= Problem description =
Look through the entries below and count the lines with the word "title" in them; give only the number.

═══ Given data

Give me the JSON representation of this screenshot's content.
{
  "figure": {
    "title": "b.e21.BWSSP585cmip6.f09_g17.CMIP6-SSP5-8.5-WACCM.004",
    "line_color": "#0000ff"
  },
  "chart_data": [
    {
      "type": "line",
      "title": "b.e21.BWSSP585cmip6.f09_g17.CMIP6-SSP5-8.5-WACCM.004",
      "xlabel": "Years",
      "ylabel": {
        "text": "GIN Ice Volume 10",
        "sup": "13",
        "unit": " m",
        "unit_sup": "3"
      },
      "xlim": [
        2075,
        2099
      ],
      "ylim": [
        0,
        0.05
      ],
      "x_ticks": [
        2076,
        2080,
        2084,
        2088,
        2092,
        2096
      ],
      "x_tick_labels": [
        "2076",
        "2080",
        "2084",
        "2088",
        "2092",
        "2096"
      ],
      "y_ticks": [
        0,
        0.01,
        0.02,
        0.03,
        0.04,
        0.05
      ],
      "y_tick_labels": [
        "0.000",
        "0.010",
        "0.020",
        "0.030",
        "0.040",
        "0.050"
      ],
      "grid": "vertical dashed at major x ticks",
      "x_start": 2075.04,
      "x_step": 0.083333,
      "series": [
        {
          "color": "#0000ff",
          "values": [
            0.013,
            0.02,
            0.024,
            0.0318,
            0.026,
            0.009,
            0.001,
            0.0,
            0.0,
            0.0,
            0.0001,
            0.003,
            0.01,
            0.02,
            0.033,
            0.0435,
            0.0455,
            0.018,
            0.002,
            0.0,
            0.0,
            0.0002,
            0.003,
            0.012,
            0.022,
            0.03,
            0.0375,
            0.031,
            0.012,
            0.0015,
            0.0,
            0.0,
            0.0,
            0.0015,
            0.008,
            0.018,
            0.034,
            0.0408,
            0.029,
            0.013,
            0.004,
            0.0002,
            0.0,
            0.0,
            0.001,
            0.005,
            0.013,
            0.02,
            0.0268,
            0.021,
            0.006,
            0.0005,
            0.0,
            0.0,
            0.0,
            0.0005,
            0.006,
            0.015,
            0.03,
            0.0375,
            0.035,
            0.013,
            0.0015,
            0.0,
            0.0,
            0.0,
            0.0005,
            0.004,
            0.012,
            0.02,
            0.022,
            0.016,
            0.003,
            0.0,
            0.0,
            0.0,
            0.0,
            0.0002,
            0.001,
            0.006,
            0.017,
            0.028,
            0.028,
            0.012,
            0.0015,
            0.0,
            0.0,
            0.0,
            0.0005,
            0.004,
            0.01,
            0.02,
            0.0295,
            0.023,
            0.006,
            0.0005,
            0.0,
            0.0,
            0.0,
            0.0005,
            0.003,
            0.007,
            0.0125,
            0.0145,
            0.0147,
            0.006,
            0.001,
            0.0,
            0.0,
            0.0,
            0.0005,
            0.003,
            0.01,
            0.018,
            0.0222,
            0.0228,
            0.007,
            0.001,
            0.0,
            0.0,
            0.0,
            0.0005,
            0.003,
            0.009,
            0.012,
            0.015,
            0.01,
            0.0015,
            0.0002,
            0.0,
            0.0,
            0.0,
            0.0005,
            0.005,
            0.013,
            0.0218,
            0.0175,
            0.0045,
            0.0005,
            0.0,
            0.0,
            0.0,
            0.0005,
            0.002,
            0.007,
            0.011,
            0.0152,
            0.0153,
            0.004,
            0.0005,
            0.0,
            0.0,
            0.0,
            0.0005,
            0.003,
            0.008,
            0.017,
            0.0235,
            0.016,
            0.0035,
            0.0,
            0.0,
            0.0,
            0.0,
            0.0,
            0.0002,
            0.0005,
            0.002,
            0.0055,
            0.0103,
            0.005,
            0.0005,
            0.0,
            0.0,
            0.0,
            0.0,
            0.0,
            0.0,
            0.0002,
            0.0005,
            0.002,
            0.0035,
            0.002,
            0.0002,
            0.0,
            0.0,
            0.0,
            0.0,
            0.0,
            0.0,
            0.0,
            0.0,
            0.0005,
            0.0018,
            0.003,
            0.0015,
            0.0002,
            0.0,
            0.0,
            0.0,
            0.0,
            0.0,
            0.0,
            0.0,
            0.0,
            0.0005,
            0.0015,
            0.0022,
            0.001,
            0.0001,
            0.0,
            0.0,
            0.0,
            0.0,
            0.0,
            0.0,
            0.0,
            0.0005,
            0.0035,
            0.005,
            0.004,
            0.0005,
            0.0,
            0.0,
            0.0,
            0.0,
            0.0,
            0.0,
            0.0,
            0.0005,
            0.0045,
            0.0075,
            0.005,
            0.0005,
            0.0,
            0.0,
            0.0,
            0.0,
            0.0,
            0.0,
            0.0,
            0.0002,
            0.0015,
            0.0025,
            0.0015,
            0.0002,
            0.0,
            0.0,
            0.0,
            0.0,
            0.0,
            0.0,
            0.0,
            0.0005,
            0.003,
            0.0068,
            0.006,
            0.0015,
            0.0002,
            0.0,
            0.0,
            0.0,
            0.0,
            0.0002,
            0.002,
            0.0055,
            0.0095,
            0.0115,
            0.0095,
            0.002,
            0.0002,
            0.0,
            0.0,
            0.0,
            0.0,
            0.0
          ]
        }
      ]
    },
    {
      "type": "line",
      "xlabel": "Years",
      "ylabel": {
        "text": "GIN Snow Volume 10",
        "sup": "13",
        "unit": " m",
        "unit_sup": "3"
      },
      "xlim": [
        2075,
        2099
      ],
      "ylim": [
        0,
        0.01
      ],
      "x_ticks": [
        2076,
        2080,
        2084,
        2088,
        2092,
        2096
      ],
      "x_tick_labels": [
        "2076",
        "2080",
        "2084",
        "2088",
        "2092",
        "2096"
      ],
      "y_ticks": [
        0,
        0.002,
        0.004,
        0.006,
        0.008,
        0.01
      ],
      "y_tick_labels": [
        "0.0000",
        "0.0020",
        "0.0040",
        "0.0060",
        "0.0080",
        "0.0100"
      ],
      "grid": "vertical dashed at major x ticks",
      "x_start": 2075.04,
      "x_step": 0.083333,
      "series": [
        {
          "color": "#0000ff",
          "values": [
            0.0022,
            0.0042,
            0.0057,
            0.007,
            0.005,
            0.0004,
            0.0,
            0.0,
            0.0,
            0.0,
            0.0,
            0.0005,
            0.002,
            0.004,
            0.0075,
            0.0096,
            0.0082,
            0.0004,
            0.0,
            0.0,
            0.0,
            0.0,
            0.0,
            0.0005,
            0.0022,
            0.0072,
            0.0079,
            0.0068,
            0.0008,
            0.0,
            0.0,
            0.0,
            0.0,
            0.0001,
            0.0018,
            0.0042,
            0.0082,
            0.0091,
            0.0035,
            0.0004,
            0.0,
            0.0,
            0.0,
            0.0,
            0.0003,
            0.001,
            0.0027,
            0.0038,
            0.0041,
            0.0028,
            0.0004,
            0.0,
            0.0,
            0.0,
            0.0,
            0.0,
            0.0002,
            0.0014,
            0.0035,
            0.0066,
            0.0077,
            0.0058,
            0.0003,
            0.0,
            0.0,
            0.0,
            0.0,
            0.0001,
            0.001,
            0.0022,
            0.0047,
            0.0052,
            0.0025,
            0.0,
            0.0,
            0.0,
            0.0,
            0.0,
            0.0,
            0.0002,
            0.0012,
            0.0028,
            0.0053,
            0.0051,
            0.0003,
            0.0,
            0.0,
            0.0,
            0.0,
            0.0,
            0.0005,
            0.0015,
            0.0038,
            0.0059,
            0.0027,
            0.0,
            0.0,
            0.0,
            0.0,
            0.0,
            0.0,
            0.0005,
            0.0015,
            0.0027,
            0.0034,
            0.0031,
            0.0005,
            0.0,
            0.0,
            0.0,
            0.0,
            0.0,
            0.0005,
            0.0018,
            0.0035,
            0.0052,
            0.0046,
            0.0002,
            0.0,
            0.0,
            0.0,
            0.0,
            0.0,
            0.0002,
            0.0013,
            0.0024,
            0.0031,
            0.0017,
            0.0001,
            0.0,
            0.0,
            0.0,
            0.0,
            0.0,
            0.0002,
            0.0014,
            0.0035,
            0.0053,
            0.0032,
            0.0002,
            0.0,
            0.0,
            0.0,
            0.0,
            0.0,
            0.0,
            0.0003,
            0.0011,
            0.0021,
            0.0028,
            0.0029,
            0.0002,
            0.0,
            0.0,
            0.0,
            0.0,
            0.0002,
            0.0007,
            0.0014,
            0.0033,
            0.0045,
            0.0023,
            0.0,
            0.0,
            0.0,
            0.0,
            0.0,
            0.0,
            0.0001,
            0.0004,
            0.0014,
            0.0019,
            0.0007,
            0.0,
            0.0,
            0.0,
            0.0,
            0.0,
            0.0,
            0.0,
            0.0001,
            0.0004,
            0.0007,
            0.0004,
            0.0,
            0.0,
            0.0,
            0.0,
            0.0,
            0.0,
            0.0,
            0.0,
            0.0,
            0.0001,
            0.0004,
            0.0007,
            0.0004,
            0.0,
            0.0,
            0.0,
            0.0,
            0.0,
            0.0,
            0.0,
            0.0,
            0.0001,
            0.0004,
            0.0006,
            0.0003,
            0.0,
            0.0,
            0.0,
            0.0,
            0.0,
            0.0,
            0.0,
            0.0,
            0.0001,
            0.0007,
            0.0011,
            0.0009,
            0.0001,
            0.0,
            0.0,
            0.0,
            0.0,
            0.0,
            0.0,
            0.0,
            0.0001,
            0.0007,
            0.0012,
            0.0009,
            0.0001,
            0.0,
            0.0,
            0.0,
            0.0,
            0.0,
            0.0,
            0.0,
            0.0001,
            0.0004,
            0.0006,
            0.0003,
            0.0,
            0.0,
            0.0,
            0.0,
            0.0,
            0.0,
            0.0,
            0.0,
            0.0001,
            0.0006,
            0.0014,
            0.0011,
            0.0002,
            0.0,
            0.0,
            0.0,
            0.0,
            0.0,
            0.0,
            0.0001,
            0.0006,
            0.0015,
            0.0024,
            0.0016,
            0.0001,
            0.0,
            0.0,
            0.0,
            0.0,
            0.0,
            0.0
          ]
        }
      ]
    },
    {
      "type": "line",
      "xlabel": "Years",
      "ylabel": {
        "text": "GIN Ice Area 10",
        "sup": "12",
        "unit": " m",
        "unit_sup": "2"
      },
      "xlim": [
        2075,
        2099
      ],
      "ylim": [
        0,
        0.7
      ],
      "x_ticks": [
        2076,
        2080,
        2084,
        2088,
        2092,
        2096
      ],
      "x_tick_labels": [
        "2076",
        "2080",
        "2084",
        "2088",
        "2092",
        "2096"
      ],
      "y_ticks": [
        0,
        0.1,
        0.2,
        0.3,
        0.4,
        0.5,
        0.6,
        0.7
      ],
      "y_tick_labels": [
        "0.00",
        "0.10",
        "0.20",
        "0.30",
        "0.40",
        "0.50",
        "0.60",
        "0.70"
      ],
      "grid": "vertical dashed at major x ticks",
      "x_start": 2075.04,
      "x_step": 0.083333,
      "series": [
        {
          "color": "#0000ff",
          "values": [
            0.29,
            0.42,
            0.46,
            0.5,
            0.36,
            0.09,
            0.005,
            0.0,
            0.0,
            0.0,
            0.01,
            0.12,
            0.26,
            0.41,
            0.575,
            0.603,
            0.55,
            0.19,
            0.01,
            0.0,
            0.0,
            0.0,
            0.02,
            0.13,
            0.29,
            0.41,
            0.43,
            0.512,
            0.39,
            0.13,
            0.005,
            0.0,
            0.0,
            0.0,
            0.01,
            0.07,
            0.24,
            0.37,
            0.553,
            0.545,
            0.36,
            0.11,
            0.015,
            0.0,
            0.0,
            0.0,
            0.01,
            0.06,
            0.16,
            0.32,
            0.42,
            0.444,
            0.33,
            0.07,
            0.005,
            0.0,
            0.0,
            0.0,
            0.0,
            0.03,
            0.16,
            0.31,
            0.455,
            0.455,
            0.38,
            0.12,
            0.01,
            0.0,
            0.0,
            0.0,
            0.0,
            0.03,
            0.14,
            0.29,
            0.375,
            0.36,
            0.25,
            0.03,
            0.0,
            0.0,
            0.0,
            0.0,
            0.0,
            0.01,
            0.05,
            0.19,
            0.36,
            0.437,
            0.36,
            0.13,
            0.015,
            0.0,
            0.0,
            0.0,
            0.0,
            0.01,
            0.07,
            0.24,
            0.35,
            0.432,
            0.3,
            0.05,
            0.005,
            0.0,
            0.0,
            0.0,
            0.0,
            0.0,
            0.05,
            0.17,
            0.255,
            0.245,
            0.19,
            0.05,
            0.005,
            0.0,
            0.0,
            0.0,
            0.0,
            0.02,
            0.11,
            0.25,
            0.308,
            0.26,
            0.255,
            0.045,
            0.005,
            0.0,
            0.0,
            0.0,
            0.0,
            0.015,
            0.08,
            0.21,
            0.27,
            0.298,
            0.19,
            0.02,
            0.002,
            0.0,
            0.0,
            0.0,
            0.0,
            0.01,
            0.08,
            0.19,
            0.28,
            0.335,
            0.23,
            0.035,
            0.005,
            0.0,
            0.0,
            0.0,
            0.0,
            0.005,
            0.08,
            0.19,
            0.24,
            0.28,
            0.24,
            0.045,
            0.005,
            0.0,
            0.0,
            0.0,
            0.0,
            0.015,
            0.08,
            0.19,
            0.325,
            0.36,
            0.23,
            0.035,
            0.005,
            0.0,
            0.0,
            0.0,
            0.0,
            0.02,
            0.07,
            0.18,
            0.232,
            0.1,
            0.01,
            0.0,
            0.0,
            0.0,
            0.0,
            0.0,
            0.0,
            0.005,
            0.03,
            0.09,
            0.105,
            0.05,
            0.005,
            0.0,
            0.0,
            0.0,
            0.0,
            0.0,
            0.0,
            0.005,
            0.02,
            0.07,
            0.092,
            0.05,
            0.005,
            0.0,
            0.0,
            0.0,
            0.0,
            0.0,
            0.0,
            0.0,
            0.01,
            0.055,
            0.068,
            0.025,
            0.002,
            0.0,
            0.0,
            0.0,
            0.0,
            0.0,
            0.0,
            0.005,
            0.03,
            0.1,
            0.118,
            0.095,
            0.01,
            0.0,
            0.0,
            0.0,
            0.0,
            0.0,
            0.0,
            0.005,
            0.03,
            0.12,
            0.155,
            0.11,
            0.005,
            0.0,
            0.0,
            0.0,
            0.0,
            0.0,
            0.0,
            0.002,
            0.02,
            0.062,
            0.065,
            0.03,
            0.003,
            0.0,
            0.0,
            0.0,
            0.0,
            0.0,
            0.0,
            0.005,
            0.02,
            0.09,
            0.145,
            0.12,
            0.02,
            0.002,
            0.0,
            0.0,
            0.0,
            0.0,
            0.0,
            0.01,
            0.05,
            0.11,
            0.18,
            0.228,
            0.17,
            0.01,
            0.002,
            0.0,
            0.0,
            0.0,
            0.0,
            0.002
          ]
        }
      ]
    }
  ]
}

══════

= The reply =
2